What to work on: Please copy every line of the records below that holds the word "screenshot".

Data records:
◆ ◆ ◆ ◆ ◆

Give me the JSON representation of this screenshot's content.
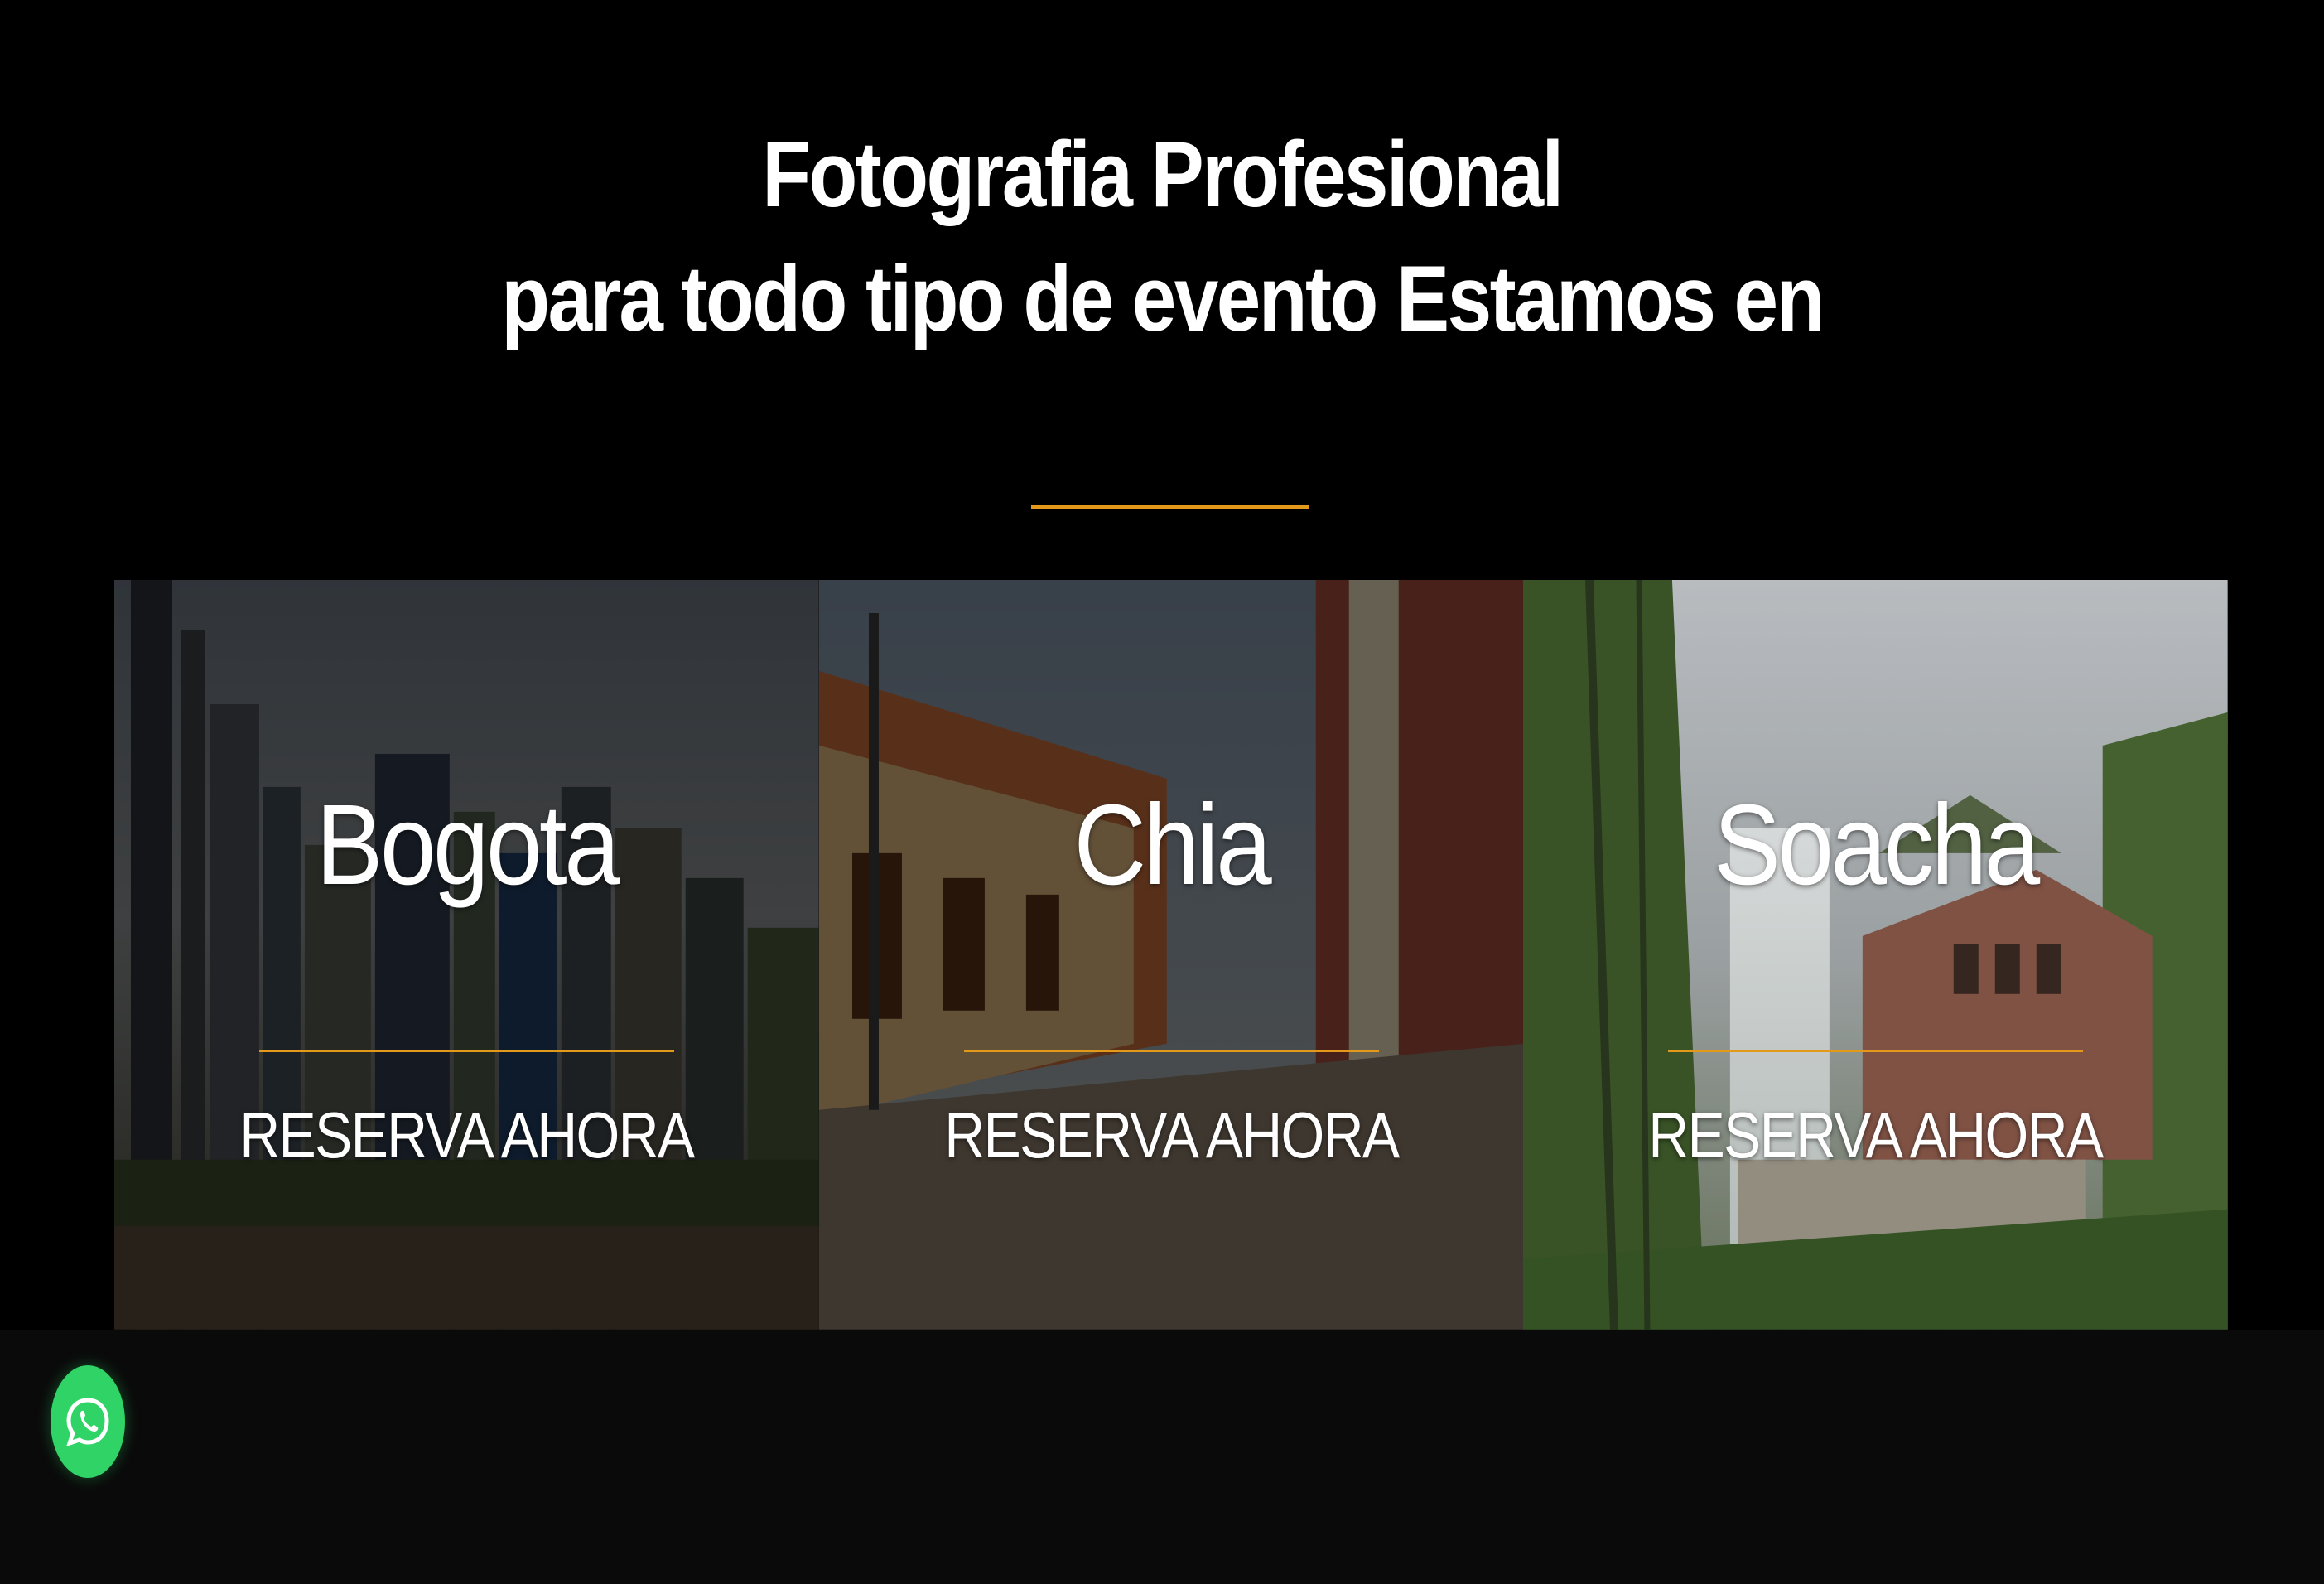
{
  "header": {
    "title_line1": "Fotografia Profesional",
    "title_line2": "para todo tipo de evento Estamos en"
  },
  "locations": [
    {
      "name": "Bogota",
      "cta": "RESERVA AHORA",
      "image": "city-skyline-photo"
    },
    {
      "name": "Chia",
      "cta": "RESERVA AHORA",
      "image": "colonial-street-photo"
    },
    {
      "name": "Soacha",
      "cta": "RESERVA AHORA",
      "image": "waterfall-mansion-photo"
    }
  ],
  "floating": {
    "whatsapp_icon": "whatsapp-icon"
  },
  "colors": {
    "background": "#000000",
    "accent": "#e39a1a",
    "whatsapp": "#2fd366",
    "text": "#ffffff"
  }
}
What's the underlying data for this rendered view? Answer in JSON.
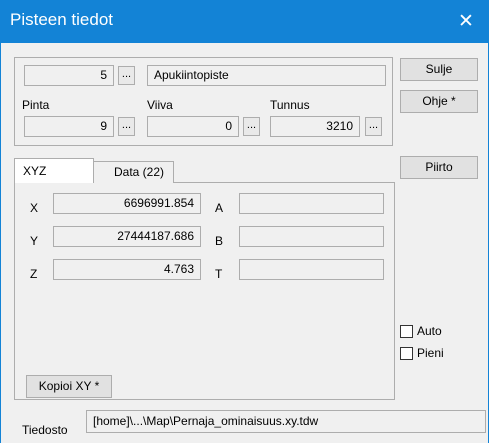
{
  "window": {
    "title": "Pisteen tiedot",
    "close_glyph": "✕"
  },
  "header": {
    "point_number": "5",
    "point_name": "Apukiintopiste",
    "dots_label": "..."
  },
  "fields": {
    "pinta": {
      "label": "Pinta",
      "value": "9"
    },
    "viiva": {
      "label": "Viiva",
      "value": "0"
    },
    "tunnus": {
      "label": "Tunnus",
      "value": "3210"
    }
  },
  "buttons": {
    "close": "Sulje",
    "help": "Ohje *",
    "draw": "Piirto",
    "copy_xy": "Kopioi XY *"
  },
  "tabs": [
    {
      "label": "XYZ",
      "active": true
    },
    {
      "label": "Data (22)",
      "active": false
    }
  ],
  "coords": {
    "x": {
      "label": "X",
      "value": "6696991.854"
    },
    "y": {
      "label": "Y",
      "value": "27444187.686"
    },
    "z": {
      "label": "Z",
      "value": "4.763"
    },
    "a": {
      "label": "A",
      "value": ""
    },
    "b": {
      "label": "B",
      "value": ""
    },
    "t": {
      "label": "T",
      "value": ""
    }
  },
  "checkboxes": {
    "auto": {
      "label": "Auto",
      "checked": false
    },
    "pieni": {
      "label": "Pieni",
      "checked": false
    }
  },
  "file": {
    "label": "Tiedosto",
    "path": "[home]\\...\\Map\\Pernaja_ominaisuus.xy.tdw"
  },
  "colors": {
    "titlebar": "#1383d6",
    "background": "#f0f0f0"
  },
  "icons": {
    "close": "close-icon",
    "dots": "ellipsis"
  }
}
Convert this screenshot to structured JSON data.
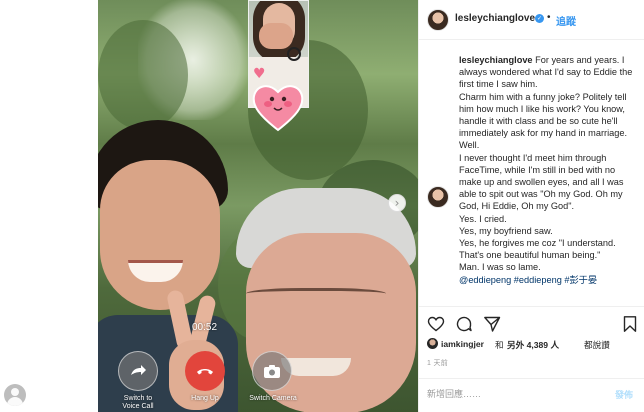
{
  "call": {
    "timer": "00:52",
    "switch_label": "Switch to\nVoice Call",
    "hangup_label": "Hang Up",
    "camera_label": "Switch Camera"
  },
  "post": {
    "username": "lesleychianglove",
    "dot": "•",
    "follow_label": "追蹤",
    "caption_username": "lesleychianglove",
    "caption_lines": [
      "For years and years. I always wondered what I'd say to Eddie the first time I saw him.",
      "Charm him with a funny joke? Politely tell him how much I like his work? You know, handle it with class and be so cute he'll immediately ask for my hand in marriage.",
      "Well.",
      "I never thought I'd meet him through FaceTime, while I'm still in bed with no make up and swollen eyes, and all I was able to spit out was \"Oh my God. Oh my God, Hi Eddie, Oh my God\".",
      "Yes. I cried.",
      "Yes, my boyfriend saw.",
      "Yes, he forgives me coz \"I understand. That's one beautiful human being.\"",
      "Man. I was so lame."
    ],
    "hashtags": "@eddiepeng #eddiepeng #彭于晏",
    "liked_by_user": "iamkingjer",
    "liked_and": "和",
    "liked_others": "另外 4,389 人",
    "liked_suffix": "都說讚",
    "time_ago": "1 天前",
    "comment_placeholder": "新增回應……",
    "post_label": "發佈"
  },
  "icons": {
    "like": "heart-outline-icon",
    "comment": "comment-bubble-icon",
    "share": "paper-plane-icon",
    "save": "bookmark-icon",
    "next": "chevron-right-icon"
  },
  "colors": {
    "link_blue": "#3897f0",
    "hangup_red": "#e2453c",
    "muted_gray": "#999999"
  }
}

◆ ◆ ◆ ◆ ◆

Result for this exercise:
Give me the JSON representation of this screenshot's content.
Convert this screenshot to structured JSON data.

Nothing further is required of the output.